Everything from the line containing "Type out the text in this image." to the final line of the records below should be given again exactly, and nothing else.

─── ENTRIES ───

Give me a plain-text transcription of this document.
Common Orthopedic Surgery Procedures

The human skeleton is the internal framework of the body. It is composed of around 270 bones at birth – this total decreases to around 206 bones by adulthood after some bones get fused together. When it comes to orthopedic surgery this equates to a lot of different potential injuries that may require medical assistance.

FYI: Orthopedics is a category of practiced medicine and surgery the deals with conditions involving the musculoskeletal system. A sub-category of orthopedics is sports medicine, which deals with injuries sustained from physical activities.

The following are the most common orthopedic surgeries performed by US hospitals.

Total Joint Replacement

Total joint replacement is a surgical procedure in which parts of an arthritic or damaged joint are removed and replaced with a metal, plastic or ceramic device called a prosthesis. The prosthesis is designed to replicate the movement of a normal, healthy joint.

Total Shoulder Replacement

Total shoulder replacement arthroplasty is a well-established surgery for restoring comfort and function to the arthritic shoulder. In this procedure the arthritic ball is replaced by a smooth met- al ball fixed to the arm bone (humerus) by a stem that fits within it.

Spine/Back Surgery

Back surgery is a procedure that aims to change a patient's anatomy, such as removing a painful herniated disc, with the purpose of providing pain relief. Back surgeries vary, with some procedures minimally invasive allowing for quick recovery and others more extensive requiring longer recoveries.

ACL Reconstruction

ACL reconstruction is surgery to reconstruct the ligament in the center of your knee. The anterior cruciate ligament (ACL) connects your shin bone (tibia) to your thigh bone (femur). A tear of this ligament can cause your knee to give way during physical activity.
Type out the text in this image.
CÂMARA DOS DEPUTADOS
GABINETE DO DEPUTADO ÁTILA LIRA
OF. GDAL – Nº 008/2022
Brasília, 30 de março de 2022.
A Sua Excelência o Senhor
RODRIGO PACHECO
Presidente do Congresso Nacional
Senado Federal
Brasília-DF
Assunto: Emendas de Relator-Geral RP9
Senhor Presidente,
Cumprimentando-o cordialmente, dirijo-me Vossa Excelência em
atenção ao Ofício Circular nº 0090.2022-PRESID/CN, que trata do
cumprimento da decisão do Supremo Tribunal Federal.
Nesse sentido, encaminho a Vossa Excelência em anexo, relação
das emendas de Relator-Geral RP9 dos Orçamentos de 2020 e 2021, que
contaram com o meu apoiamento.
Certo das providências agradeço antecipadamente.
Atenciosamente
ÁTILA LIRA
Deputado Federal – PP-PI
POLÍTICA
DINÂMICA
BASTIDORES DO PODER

───

== RESULT ==
Type out the text in this image.
CÂMARA DOS DEPUTADOS
GABINETE DO DEPUTADO ÁTILA LIRA
OF. GDAL – Nº 008/2022
Brasília, 30 de março de 2022.
A Sua Excelência o Senhor
RODRIGO PACHECO
Presidente do Congresso Nacional
Senado Federal
Brasília-DF
Assunto: Emendas de Relator-Geral RP9
Senhor Presidente,
Cumprimentando-o cordialmente, dirijo-me Vossa Excelência em
atenção ao Ofício Circular nº 0090.2022-PRESID/CN, que trata do
cumprimento da decisão do Supremo Tribunal Federal.
Nesse sentido, encaminho a Vossa Excelência em anexo, relação
das emendas de Relator-Geral RP9 dos Orçamentos de 2020 e 2021, que
contaram com o meu apoiamento.
Certo das providências agradeço antecipadamente.
Atenciosamente
ÁTILA LIRA
Deputado Federal – PP-PI
POLÍTICA
DINÂMICA
BASTIDORES DO PODER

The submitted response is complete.